• **GIVEN TEXT**

────────────────────

It does seem from the plot that synth B is probably better. Let's quantify how much better it is by getting the the probability distribution of the difference between $p_A$ and $p_B$. We can estimate this by sampling many times from each posterior distribution, taking the difference, and plotting a histogram of the samples of this new random variable.
def B_minus_A():
A = pyro.sample('A', dist.Beta(A_Nsuccess, A_Nfailure))
B = pyro.sample('B', dist.Beta(B_Nsuccess, B_Nfailure))
return B.item() - A.item()
samples_B_minus_A = np.array([B_minus_A() for i in np.arange(10000)])
fig, ax = plt.subplots(figsize=(10, 3))
plt.hist(samples_B_minus_A, bins=200, range=(-1, 1), color='#FF9400');
plt.title("Posterior Distribution of $p_B - p_A$")
ax.axvline(true_diff, color='black');
plt.ylabel('Count');
plt.xlabel('Value');
The black line shows the true $p_B - p_A$. It doesn't fall in the center of our distribution estimating its value, but it is not too far off. Only a tiny sliver of the distribution is below the 0 mark, suggesting that the people enjoy synth B more.
Making Decisions
It does look like B is better than A, but what if we are wrong!? We can still choose between A and B. Here is a twist: in order to use B we have to pay someone else a fixed fee. This means there is a cost to B we have to take into account before making our decision. There is is also a cost of picking the wrong synth if the actual population prefers the other one.
Let's formalize this. Suppose the true $p_A$ = 0.40, and the true $p_B$ = 0.55. If we had perfect information, the cost of picking B is 0, since B is the better choice. However, we don't have perfect information, so we might choose A. There is a nonzero cost of picking A, but what is it?
Let's make an assumption that our cost is proportional to the difference between the values. Formally:
$$ Cost_A = k \cdot min[(p_B - p_A), 0] $$
def cost_A(x):
k = 50
return np.maximum(0, k * x)
fig, ax = plt.subplots(figsize=(10, 3))
x = np.arange(-1, 1, .01)
plt.plot(x, cost_A(x), color='#0044BD');
ax.set_ylim(bottom=0);
plt.title('Cost of chosing state A')
plt.ylabel('Cost');
plt.xlabel('$p_B$ - $p_A$');
ax.axvline(true_diff, color='black');
Again, the black line shows the true difference between the parameters.
The cost for picking B will be similar, but we will add the cost we have to pay to license synth B ($s$) between the states.

────────────────────

• **PROBLEM DETAILS**
Continue the synth A/B testing tutorial above, starting after its last sentence.

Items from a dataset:
────────────────────

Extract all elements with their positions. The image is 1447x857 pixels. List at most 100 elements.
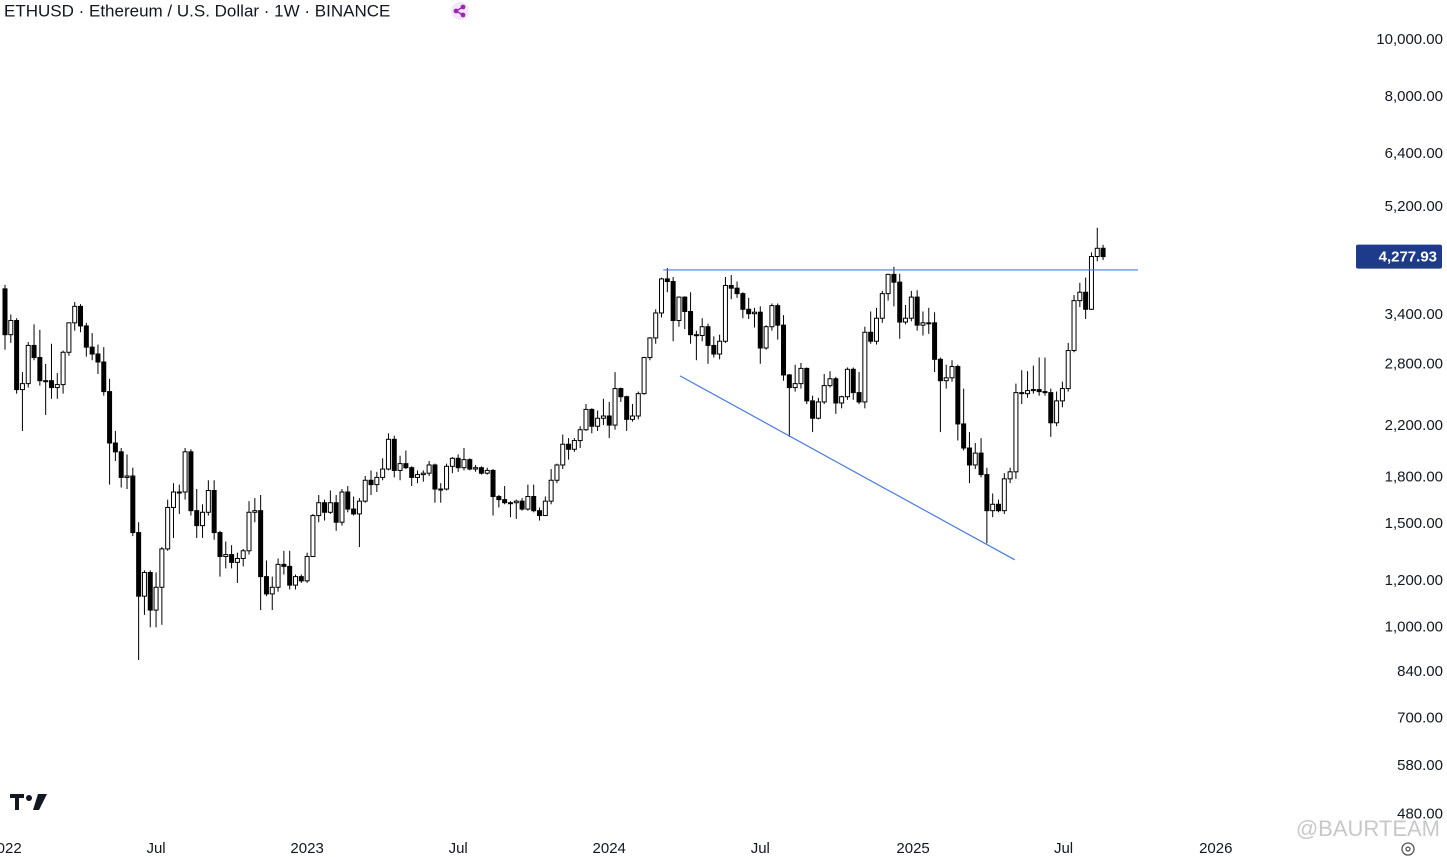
candle-body bbox=[316, 502, 322, 517]
candle-body bbox=[1077, 291, 1083, 302]
candle-body bbox=[292, 576, 298, 586]
candle-body bbox=[589, 408, 595, 427]
candle-body bbox=[815, 401, 821, 419]
candle-body bbox=[362, 479, 368, 502]
candle-body bbox=[66, 322, 72, 353]
candle-body bbox=[200, 511, 206, 527]
candle-body bbox=[722, 284, 728, 342]
candle-body bbox=[205, 489, 211, 513]
share-icon[interactable] bbox=[451, 2, 469, 20]
candle-body bbox=[223, 554, 229, 558]
candle-body bbox=[1042, 391, 1048, 394]
candle-body bbox=[165, 506, 171, 550]
candle-body bbox=[1007, 471, 1013, 480]
candle-body bbox=[345, 491, 351, 510]
candle-body bbox=[862, 331, 868, 403]
candle-body bbox=[676, 296, 682, 322]
candle-body bbox=[769, 305, 775, 328]
price-label: 4,277.93 bbox=[1379, 249, 1437, 266]
candle-body bbox=[920, 322, 926, 326]
candle-body bbox=[83, 325, 89, 348]
candle-body bbox=[391, 438, 397, 471]
y-tick-label: 1,200.00 bbox=[1385, 572, 1443, 589]
candle-body bbox=[2, 288, 8, 336]
y-tick-label: 3,400.00 bbox=[1385, 306, 1443, 323]
candle-body bbox=[409, 467, 415, 478]
candle-body bbox=[461, 459, 467, 469]
candle-body bbox=[850, 368, 856, 394]
candle-body bbox=[426, 464, 432, 474]
candle-body bbox=[1030, 389, 1036, 392]
candle-body bbox=[885, 273, 891, 295]
candle-body bbox=[891, 273, 897, 283]
candle-body bbox=[432, 464, 438, 490]
x-tick-label: 2024 bbox=[593, 840, 626, 857]
candle-body bbox=[107, 391, 113, 444]
candle-body bbox=[1094, 247, 1100, 257]
candle-body bbox=[728, 284, 734, 289]
candle-body bbox=[444, 465, 450, 490]
candle-body bbox=[513, 500, 519, 504]
candle-body bbox=[60, 351, 66, 386]
candle-body bbox=[310, 515, 316, 558]
candle-body bbox=[571, 440, 577, 450]
candle-body bbox=[478, 467, 484, 474]
candle-body bbox=[966, 447, 972, 466]
candle-body bbox=[1025, 390, 1031, 395]
candle-body bbox=[984, 474, 990, 512]
candle-body bbox=[507, 502, 513, 505]
candle-body bbox=[467, 459, 473, 470]
candle-body bbox=[664, 278, 670, 283]
settings-icon[interactable] bbox=[1401, 842, 1415, 856]
candle-body bbox=[269, 586, 275, 595]
candle-body bbox=[449, 457, 455, 467]
candle-body bbox=[821, 385, 827, 403]
candle-body bbox=[1048, 392, 1054, 424]
candle-body bbox=[781, 324, 787, 376]
candle-body bbox=[304, 556, 310, 582]
candle-body bbox=[804, 367, 810, 402]
candle-body bbox=[78, 305, 84, 327]
candle-body bbox=[484, 469, 490, 474]
candle-body bbox=[339, 491, 345, 523]
candle-body bbox=[943, 377, 949, 382]
candle-body bbox=[554, 464, 560, 481]
candle-body bbox=[124, 475, 130, 478]
y-tick-label: 1,500.00 bbox=[1385, 515, 1443, 532]
candle-body bbox=[670, 281, 676, 322]
price-label-box bbox=[1356, 244, 1442, 269]
candle-body bbox=[8, 320, 14, 336]
candle-body bbox=[176, 491, 182, 494]
candle-body bbox=[112, 442, 118, 453]
candle-body bbox=[298, 576, 304, 582]
candle-body bbox=[1065, 350, 1071, 390]
candle-body bbox=[566, 443, 572, 450]
candle-body bbox=[926, 322, 932, 325]
candle-body bbox=[188, 451, 194, 512]
candle-body bbox=[757, 311, 763, 349]
candle-body bbox=[606, 415, 612, 426]
y-tick-label: 10,000.00 bbox=[1376, 31, 1443, 48]
candle-body bbox=[612, 388, 618, 426]
candle-body bbox=[48, 380, 54, 389]
candle-body bbox=[43, 380, 49, 383]
candle-body bbox=[705, 326, 711, 346]
x-tick-label: Jul bbox=[146, 840, 165, 857]
candle-body bbox=[699, 326, 705, 336]
candle-body bbox=[810, 400, 816, 419]
candle-body bbox=[711, 344, 717, 355]
y-tick-label: 2,200.00 bbox=[1385, 417, 1443, 434]
candle-body bbox=[37, 357, 43, 382]
candle-body bbox=[560, 443, 566, 466]
trendline bbox=[679, 375, 1016, 561]
candle-body bbox=[740, 293, 746, 310]
candle-body bbox=[240, 550, 246, 559]
candle-body bbox=[595, 417, 601, 427]
x-tick-label: Jul bbox=[751, 840, 770, 857]
candle-body bbox=[182, 451, 188, 493]
candle-body bbox=[1059, 388, 1065, 402]
candle-body bbox=[1100, 247, 1106, 258]
candle-body bbox=[31, 344, 37, 359]
candle-body bbox=[792, 383, 798, 389]
candle-body bbox=[577, 429, 583, 442]
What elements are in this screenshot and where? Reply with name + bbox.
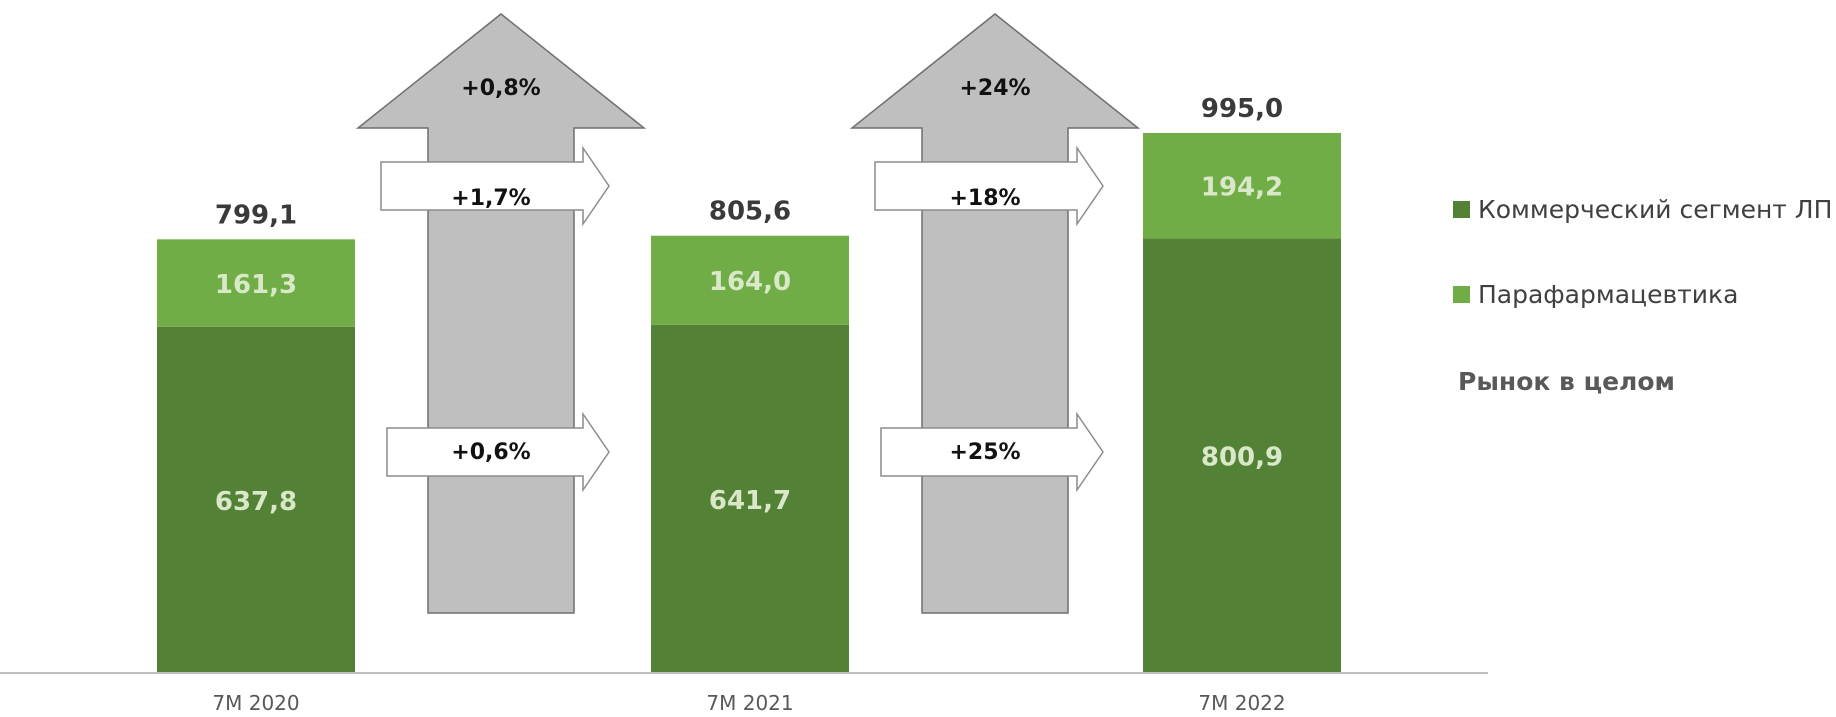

────────────────────

• **WRITTEN ANSWER**
$$ Cost_B = k \cdot min[(p_A - p_B), 0] + s $$
def cost_B(x):
k = 50
s = 2
return np.maximum(0, -k * x) + s
fig, ax = plt.subplots(figsize=(10, 3))
x = np.arange(-1, 1, .01)
plt.plot(x, cost_B(x), color='#BE0004');
ax.set_ylim(bottom=0);
plt.title('Cost of chosing state B')
plt.ylabel('Cost');
plt.xlabel('$p_B$ - $p_A$');
ax.axvline(true_diff, color='black');
Now we will use the results of sampling our posterior distribution of the difference between $p_A$ and $p_B$ to get the distribution of costs for making the different choices.
fig, ax = plt.subplots(figsize=(10, 3))
plt.hist(cost_A(samples_B_minus_A), bins=np.arange(0, 20, .1), color='#67A2FF');
plt.ylabel('Count');
plt.xlabel('Cost');
plt.title('Cost of chosing state A');
print(f"Expected value of loss: {np.mean(cost_A(samples_B_minus_A)):.2f}")
ax.set_xlim(0, 20)
ax.axvline(cost_A(true_diff), color='black');
Expected value of loss: 3.59
fig, ax = plt.subplots(figsize=(10, 3))
plt.hist(cost_B(samples_B_minus_A), bins=np.arange(0, 20, .1), color='#ED686A');
plt.ylabel('Count');
plt.xlabel('Cost');
plt.title('Cost of chosing state B');
print(f"Expected value of loss: {np.mean(cost_B(samples_B_minus_A)):.2f}")
ax.set_xlim(0, 20);
ax.axvline(cost_B(true_diff), color='black');
Expected value of loss: 2.03
def plot_cost_decrease(samples_B_minus_A):
cost_decrease = cost_A(samples_B_minus_A) - cost_B(samples_B_minus_A)
fig, ax = plt.subplots(figsize=(10, 3))
plt.hist(cost_decrease[cost_decrease >= 0], bins=100, range=(0, 10), color='#ED686A');
plt.hist(cost_decrease[cost_decrease < 0], bins=100, range=(-10, 0), color='#67A2FF');
plt.ylabel('Count');
plt.xlabel('Cost');
plt.title(f'Cost decrease by choosing B. E[X] = {np.mean(cost_decrease):.2f}');
ax.axvline(cost_A(true_diff) - cost_B(true_diff), color='black');
plot_cost_decrease(samples_B_minus_A)
The expected value of the decrease is positive, so we are probably better off making the switch to B.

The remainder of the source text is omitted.